What you are asked to do: Copy out the listing from its first line through the line that contains "129, 741, 191]", both ends included, and reproduce each line unchanged.

Supplied material:
★ ★ ★ ★ ★ ★ ★
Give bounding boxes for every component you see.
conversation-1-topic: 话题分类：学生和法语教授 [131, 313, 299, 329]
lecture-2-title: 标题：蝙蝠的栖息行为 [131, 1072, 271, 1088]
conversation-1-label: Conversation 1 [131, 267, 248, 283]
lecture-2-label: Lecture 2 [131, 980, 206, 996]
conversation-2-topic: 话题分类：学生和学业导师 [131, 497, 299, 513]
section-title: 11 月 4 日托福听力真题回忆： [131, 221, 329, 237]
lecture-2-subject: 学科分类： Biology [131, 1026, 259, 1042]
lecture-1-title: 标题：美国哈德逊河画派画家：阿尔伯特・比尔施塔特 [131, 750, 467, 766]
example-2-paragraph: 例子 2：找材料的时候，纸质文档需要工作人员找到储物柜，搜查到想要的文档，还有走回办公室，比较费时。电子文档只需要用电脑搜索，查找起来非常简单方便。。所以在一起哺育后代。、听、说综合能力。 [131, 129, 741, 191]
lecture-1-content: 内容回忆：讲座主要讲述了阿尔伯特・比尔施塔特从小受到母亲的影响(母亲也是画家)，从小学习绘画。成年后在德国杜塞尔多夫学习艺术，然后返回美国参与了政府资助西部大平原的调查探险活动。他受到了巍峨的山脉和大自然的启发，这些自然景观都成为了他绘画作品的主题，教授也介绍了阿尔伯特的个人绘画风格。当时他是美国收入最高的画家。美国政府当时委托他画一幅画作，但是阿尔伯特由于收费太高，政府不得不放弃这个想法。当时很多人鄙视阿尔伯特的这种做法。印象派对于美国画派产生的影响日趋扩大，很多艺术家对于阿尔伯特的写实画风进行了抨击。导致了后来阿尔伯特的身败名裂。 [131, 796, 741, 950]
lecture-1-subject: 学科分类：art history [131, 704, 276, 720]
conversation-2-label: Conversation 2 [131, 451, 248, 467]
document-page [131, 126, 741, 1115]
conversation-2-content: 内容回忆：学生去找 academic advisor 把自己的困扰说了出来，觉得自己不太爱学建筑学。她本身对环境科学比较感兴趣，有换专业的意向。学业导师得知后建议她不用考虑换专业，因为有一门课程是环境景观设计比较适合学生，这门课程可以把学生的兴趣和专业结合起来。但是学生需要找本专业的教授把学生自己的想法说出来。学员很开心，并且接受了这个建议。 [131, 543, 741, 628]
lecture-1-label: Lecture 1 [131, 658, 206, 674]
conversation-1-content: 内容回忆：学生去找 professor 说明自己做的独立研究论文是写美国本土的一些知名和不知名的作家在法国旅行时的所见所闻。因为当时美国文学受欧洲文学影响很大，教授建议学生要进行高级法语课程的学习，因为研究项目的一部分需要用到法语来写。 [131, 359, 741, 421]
★ ★ ★ ★ ★ ★ ★
Response to the task:
Give bounding boxes for every component you see.
conversation-1-topic: 话题分类：学生和法语教授 [131, 313, 299, 329]
lecture-2-title: 标题：蝙蝠的栖息行为 [131, 1072, 271, 1088]
conversation-1-label: Conversation 1 [131, 267, 248, 283]
lecture-2-label: Lecture 2 [131, 980, 206, 996]
conversation-2-topic: 话题分类：学生和学业导师 [131, 497, 299, 513]
section-title: 11 月 4 日托福听力真题回忆： [131, 221, 329, 237]
lecture-2-subject: 学科分类： Biology [131, 1026, 259, 1042]
lecture-1-title: 标题：美国哈德逊河画派画家：阿尔伯特・比尔施塔特 [131, 750, 467, 766]
example-2-paragraph: 例子 2：找材料的时候，纸质文档需要工作人员找到储物柜，搜查到想要的文档，还有走回办公室，比较费时。电子文档只需要用电脑搜索，查找起来非常简单方便。。所以在一起哺育后代。、听、说综合能力。 [131, 129, 741, 191]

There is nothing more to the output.